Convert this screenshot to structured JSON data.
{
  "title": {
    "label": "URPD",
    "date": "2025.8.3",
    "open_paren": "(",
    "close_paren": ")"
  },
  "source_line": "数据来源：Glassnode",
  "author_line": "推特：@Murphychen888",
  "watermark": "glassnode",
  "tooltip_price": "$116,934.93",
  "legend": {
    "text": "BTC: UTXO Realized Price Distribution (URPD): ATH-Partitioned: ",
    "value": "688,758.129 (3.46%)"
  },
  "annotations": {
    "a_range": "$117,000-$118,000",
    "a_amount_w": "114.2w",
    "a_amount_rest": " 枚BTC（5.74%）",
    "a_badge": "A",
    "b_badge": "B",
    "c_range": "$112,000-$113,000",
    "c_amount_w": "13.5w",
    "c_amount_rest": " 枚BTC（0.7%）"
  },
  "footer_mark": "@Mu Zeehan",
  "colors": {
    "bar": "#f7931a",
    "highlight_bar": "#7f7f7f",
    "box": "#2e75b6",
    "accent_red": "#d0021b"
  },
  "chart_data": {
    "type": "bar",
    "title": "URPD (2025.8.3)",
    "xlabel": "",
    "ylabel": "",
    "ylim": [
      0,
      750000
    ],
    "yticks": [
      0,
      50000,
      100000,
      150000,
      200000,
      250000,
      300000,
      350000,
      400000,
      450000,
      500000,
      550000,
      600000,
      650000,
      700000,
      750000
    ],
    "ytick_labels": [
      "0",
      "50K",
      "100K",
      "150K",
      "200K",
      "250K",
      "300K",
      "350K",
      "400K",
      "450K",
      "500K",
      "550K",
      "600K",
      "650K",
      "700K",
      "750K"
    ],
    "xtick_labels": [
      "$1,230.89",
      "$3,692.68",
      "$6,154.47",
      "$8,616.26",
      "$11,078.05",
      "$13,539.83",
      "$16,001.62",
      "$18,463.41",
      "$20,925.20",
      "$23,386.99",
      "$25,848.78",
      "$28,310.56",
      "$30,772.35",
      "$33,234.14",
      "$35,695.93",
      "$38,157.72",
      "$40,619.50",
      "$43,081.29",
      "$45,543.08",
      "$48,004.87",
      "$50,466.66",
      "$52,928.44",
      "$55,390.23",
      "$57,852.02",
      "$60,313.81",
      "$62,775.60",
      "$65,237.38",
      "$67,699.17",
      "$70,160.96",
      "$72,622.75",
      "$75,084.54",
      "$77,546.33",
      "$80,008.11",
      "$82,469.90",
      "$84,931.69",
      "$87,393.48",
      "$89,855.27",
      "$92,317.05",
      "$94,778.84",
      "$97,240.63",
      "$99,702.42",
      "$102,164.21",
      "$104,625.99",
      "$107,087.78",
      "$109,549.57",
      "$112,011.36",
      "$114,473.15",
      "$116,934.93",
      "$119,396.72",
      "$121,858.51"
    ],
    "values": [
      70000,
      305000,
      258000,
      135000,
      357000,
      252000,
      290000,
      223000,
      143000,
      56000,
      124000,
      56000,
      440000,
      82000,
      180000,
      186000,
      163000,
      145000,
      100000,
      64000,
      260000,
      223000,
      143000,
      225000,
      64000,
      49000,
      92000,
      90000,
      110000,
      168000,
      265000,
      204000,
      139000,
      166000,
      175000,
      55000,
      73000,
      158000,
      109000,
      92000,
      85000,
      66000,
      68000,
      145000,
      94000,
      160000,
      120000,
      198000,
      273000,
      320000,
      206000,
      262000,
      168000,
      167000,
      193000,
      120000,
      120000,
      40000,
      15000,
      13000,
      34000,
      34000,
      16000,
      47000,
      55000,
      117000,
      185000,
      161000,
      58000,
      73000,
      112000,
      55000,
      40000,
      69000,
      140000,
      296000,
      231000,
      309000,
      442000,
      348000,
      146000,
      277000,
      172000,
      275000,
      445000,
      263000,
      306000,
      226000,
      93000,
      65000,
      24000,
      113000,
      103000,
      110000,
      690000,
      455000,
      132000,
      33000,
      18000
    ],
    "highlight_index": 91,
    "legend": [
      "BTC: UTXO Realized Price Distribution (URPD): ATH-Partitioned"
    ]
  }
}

-- Given exercise --
Write out all the entries exactly.

-- Complete response --
Convert this screenshot to structured JSON data.
{
  "title": {
    "label": "URPD",
    "date": "2025.8.3",
    "open_paren": "(",
    "close_paren": ")"
  },
  "source_line": "数据来源：Glassnode",
  "author_line": "推特：@Murphychen888",
  "watermark": "glassnode",
  "tooltip_price": "$116,934.93",
  "legend": {
    "text": "BTC: UTXO Realized Price Distribution (URPD): ATH-Partitioned: ",
    "value": "688,758.129 (3.46%)"
  },
  "annotations": {
    "a_range": "$117,000-$118,000",
    "a_amount_w": "114.2w",
    "a_amount_rest": " 枚BTC（5.74%）",
    "a_badge": "A",
    "b_badge": "B",
    "c_range": "$112,000-$113,000",
    "c_amount_w": "13.5w",
    "c_amount_rest": " 枚BTC（0.7%）"
  },
  "footer_mark": "@Mu Zeehan",
  "colors": {
    "bar": "#f7931a",
    "highlight_bar": "#7f7f7f",
    "box": "#2e75b6",
    "accent_red": "#d0021b"
  },
  "chart_data": {
    "type": "bar",
    "title": "URPD (2025.8.3)",
    "xlabel": "",
    "ylabel": "",
    "ylim": [
      0,
      750000
    ],
    "yticks": [
      0,
      50000,
      100000,
      150000,
      200000,
      250000,
      300000,
      350000,
      400000,
      450000,
      500000,
      550000,
      600000,
      650000,
      700000,
      750000
    ],
    "ytick_labels": [
      "0",
      "50K",
      "100K",
      "150K",
      "200K",
      "250K",
      "300K",
      "350K",
      "400K",
      "450K",
      "500K",
      "550K",
      "600K",
      "650K",
      "700K",
      "750K"
    ],
    "xtick_labels": [
      "$1,230.89",
      "$3,692.68",
      "$6,154.47",
      "$8,616.26",
      "$11,078.05",
      "$13,539.83",
      "$16,001.62",
      "$18,463.41",
      "$20,925.20",
      "$23,386.99",
      "$25,848.78",
      "$28,310.56",
      "$30,772.35",
      "$33,234.14",
      "$35,695.93",
      "$38,157.72",
      "$40,619.50",
      "$43,081.29",
      "$45,543.08",
      "$48,004.87",
      "$50,466.66",
      "$52,928.44",
      "$55,390.23",
      "$57,852.02",
      "$60,313.81",
      "$62,775.60",
      "$65,237.38",
      "$67,699.17",
      "$70,160.96",
      "$72,622.75",
      "$75,084.54",
      "$77,546.33",
      "$80,008.11",
      "$82,469.90",
      "$84,931.69",
      "$87,393.48",
      "$89,855.27",
      "$92,317.05",
      "$94,778.84",
      "$97,240.63",
      "$99,702.42",
      "$102,164.21",
      "$104,625.99",
      "$107,087.78",
      "$109,549.57",
      "$112,011.36",
      "$114,473.15",
      "$116,934.93",
      "$119,396.72",
      "$121,858.51"
    ],
    "values": [
      70000,
      305000,
      258000,
      135000,
      357000,
      252000,
      290000,
      223000,
      143000,
      56000,
      124000,
      56000,
      440000,
      82000,
      180000,
      186000,
      163000,
      145000,
      100000,
      64000,
      260000,
      223000,
      143000,
      225000,
      64000,
      49000,
      92000,
      90000,
      110000,
      168000,
      265000,
      204000,
      139000,
      166000,
      175000,
      55000,
      73000,
      158000,
      109000,
      92000,
      85000,
      66000,
      68000,
      145000,
      94000,
      160000,
      120000,
      198000,
      273000,
      320000,
      206000,
      262000,
      168000,
      167000,
      193000,
      120000,
      120000,
      40000,
      15000,
      13000,
      34000,
      34000,
      16000,
      47000,
      55000,
      117000,
      185000,
      161000,
      58000,
      73000,
      112000,
      55000,
      40000,
      69000,
      140000,
      296000,
      231000,
      309000,
      442000,
      348000,
      146000,
      277000,
      172000,
      275000,
      445000,
      263000,
      306000,
      226000,
      93000,
      65000,
      24000,
      113000,
      103000,
      110000,
      690000,
      455000,
      132000,
      33000,
      18000
    ],
    "highlight_index": 91,
    "legend": [
      "BTC: UTXO Realized Price Distribution (URPD): ATH-Partitioned"
    ]
  }
}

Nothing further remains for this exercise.